_Trecho selecionado_.

|---|

Submeter-se permite a retidão




Submeter-se permite a retidão

Wu Jyh Cherng


Submeter-se - Mestre Maa nos diz que é como ‘o Espírito que se submete ao movimento do Sopro’.

Se a primeira frase - Curvar-se permite a plenitude - pode ser entendida como o movimento do Chi, o movimento da Energia, a segunda frase - Submeter-se permite a retidão -, pode ser entendida como o Espírito que se submete ao Sopro.

O que fazemos em nossa prática de meditação?  Colocamos a Consciência dentro do Sopro.  Mas o Sopro é estático.  O Sopro tem vários níveis.  No nível mais denso é o ar da nossa respiração.  O Sopro em nível mais sutil é a energia que circula em nossos meridianos e em nossos vasos energéticos.  E ainda num nível mais sutil, é chamado de Sopro do Céu Anterior, que é uma energia que está além da consciência física e energética.  São esses, portanto, os três níveis do Sopro.

Ainda existe um quarto nível que é o Sopro do Céu Anterior do Céu Anterior - que é uma energia fóra de nós.


Na prática mística do Taoísmo, nós colocamos a Consciência dentro do Sopro.  Como o Sopro está em constante movimento, a Consciência vai se movimentar naturalmente junto com essa Energia.  Daí, se entra nas Rodas de Moinho, na viagem das Rodas de Moinho.  No entanto, é preciso sempre haver movimento.  Quando o Sopro pára, a Consciência também pára.  Por isso, na prática da meditação existe um estado que é chamado de ‘Estado de Fixação’.

A Fixação é o momento quando a respiração pára e o pensamento pára.  Como a Consciência se submete ao movimento do Sopro, se este pára, a Consciência pára também.  Nesta hora, se alcança um estado de serenidade absoluta, uma quietude absoluta, quando a Consciência não fala, não pensa, não sente, não faz nada.  Porém, a Consciência não está apagada, está viva de uma forma transparente e quieta.  De repente, se percebe que tudo o que existe no movimento do mundo pára.  Naquela hora, entra-se no Estado Zero, no estado da absoluta quietude.  Esse é o estado da Fixação.

|---|

Registros de anotação de coordenadas
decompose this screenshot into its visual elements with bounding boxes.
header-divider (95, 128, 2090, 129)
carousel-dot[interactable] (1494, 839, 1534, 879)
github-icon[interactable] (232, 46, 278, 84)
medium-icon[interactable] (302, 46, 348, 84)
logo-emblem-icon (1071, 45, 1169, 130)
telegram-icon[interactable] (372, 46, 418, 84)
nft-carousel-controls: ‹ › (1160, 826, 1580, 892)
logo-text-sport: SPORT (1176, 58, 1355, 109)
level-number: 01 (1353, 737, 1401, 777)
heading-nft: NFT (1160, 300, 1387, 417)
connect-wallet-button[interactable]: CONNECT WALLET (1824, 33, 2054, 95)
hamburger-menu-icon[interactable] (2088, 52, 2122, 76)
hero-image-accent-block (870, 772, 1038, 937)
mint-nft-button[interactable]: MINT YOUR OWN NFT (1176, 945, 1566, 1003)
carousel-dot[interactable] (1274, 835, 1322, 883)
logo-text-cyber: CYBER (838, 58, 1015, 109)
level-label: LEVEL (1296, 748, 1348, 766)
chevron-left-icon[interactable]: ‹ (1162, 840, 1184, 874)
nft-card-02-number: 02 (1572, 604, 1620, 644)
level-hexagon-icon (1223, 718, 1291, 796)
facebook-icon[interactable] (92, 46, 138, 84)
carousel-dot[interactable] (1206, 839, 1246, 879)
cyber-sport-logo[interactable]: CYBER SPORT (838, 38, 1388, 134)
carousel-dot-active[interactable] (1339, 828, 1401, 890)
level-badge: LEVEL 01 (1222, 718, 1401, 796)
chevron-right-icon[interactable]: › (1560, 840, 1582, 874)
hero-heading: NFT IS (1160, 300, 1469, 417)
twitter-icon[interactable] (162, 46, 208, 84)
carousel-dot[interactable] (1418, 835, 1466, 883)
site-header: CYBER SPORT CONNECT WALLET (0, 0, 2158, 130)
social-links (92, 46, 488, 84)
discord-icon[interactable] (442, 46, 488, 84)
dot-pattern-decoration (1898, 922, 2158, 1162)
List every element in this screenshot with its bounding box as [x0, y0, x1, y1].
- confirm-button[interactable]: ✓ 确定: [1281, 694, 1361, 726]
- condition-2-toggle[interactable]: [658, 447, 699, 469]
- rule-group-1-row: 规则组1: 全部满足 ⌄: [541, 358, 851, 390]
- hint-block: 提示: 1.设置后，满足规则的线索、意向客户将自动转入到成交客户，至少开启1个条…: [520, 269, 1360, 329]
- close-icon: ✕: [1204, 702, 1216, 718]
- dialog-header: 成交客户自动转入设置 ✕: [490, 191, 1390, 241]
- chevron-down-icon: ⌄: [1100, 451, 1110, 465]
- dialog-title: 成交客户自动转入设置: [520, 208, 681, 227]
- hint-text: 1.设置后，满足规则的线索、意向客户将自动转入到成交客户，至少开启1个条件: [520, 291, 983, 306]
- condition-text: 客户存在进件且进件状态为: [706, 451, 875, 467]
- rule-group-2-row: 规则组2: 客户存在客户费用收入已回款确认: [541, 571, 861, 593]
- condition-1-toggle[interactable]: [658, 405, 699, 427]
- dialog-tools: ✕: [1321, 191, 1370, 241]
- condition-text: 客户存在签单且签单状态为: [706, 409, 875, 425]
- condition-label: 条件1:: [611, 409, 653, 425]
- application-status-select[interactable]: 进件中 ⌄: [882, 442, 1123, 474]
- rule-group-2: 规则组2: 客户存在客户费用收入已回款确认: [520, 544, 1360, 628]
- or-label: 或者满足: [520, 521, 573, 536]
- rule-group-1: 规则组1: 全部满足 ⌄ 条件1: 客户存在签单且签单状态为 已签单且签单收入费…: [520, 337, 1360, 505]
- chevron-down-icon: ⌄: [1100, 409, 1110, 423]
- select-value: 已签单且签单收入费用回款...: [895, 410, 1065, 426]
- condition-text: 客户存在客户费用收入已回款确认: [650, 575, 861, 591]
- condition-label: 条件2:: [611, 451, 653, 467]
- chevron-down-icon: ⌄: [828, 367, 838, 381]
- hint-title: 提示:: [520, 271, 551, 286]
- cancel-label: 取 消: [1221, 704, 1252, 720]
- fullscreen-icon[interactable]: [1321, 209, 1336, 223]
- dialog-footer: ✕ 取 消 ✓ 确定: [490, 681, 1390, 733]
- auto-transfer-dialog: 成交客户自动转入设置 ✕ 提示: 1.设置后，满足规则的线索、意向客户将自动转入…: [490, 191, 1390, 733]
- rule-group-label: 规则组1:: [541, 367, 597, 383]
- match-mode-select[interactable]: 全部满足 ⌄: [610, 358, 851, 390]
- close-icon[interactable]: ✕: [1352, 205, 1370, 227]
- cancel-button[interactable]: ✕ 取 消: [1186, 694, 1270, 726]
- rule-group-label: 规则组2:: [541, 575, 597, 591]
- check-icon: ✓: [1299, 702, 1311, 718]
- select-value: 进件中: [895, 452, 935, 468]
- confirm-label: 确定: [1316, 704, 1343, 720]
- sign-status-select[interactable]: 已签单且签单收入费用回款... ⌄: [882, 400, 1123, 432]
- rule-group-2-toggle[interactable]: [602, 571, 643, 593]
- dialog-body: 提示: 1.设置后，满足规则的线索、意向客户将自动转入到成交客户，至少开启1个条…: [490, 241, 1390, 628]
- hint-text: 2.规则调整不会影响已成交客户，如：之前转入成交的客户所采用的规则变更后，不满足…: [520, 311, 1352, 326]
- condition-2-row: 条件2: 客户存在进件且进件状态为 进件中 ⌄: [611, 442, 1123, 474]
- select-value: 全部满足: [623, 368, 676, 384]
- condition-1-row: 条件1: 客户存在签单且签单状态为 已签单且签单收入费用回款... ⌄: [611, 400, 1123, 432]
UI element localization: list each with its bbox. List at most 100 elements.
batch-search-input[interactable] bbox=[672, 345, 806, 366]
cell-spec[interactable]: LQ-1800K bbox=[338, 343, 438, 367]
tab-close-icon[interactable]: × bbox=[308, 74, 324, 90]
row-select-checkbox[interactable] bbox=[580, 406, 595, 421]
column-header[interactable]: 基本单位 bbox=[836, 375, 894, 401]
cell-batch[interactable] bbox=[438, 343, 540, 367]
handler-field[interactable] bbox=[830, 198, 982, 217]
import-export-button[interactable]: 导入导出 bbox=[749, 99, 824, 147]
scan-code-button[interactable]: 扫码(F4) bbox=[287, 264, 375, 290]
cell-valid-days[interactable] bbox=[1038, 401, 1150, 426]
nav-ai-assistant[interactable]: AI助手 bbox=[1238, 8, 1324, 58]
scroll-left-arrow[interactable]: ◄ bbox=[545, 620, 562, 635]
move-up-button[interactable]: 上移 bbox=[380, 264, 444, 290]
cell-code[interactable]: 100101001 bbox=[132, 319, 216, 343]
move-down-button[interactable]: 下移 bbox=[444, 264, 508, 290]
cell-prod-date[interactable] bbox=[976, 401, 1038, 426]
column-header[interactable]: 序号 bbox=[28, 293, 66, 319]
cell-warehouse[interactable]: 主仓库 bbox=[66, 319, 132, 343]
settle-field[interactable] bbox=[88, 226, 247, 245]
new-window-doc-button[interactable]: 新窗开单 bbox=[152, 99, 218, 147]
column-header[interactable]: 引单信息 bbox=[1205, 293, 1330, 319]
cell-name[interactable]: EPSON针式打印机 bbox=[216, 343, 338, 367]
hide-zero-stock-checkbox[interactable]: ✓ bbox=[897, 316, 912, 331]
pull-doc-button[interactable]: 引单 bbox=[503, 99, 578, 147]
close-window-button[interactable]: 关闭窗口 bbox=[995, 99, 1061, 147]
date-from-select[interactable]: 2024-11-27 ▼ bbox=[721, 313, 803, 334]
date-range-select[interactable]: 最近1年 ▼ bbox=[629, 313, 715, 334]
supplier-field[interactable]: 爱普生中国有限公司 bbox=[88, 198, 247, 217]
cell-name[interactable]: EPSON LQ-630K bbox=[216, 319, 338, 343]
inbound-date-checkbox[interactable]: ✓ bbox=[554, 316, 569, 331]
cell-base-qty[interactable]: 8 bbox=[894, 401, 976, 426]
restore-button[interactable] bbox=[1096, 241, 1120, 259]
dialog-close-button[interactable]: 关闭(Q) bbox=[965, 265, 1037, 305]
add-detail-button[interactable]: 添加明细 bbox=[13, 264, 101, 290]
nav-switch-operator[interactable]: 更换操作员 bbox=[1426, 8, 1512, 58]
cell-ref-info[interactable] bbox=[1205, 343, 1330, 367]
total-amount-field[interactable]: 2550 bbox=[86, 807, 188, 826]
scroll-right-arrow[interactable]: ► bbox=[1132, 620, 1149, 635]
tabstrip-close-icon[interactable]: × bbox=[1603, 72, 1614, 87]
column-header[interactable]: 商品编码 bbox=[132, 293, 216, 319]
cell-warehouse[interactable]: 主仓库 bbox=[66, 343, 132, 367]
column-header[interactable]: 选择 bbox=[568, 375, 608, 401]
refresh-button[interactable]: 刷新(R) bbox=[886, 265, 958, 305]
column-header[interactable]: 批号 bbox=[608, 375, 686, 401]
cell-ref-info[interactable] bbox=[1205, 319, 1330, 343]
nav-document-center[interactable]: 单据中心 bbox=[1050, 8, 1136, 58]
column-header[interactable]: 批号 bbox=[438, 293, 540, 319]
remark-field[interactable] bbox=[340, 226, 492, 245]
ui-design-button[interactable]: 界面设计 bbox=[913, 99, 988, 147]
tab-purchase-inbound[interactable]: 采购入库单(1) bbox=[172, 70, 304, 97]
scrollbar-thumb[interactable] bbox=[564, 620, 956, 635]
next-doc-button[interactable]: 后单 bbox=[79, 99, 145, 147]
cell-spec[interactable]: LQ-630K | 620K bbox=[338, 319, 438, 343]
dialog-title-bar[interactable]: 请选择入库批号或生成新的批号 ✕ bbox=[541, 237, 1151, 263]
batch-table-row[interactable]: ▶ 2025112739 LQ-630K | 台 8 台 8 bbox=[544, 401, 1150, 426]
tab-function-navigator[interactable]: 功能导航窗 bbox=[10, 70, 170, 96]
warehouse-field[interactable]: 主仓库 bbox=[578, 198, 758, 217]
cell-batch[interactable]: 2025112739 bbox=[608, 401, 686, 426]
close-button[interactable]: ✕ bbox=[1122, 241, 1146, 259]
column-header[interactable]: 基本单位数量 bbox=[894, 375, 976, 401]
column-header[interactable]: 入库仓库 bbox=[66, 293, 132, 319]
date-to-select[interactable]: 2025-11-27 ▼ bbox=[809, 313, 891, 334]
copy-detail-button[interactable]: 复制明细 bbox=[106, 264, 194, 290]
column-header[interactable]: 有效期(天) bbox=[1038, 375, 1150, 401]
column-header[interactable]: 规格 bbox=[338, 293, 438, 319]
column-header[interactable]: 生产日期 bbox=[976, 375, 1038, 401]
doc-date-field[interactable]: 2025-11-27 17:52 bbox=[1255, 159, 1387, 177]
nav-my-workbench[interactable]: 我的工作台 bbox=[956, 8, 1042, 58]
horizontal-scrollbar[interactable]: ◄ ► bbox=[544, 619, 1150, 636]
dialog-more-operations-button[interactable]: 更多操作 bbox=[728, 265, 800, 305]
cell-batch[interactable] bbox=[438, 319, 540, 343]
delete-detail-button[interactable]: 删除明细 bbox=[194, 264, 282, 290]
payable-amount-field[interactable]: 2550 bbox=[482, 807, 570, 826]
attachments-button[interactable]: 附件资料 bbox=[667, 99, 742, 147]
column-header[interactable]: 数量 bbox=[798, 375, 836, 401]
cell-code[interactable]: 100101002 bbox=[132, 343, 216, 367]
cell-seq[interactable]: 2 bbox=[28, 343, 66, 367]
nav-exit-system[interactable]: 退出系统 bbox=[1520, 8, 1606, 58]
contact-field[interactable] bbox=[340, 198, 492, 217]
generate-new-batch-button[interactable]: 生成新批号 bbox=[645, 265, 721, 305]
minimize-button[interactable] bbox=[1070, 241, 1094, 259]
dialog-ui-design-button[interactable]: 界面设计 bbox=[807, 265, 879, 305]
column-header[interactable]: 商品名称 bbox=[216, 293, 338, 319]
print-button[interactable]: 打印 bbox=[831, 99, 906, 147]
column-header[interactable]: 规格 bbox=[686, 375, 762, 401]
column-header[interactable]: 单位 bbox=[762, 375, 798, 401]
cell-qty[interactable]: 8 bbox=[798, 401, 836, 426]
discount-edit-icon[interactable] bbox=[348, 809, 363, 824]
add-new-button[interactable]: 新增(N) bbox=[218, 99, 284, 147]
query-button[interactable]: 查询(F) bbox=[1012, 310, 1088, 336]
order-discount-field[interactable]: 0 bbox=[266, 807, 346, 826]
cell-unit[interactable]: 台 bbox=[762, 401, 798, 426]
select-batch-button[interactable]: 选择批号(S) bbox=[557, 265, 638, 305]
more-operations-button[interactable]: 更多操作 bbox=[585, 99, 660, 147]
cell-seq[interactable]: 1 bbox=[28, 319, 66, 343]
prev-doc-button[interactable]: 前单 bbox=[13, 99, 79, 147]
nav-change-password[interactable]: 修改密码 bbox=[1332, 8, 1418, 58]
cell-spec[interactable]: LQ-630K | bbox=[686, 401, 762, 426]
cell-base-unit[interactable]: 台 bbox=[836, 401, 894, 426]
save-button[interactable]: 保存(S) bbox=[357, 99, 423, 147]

|---|

_Problemas a resolver_.
a - Indique se cada afirmação concorda com o trecho selecionado, respondendo sim ou não e citando as palavras do trecho que decidem: (i) no nível mais denso, o Sopro é o ar da respiração; (ii) no estado de Fixação, a Consciência fica apagada; (iii) o quarto nível do Sopro é uma energia que está dentro de nós.
b - Responda com base no trecho selecionado:
(i) Segundo Mestre Maa, submeter-se é como o quê?
(ii) Que nome recebe o Sopro no nível mais sutil dos três?
(iii) Em que estado se entra quando se percebe que tudo o que existe no movimento do mundo pára?
c - Reproduza uma parte do trecho selecionado, começando nas palavras "Se a primeira" e terminando depois de "fóra de nós.".

_Resultados por tarefa_.
a -
(i) Sim: "No nível mais denso é o ar da nossa respiração."
(ii) Não: "Porém, a Consciência não está apagada, está viva de uma forma transparente e quieta."
(iii) Não: "que é uma energia fóra de nós"

b -
(i) É como "o Espírito que se submete ao movimento do Sopro".
(ii) Sopro do Céu Anterior.
(iii) No Estado Zero, o estado da absoluta quietude.

c -
Se a primeira frase - Curvar-se permite a plenitude - pode ser entendida como o movimento do Chi, o movimento da Energia, a segunda frase - Submeter-se permite a retidão -, pode ser entendida como o Espírito que se submete ao Sopro.

O que fazemos em nossa prática de meditação?  Colocamos a Consciência dentro do Sopro.  Mas o Sopro é estático.  O Sopro tem vários níveis.  No nível mais denso é o ar da nossa respiração.  O Sopro em nível mais sutil é a energia que circula em nossos meridianos e em nossos vasos energéticos.  E ainda num nível mais sutil, é chamado de Sopro do Céu Anterior, que é uma energia que está além da consciência física e energética.  São esses, portanto, os três níveis do Sopro.

Ainda existe um quarto nível que é o Sopro do Céu Anterior do Céu Anterior - que é uma energia fóra de nós.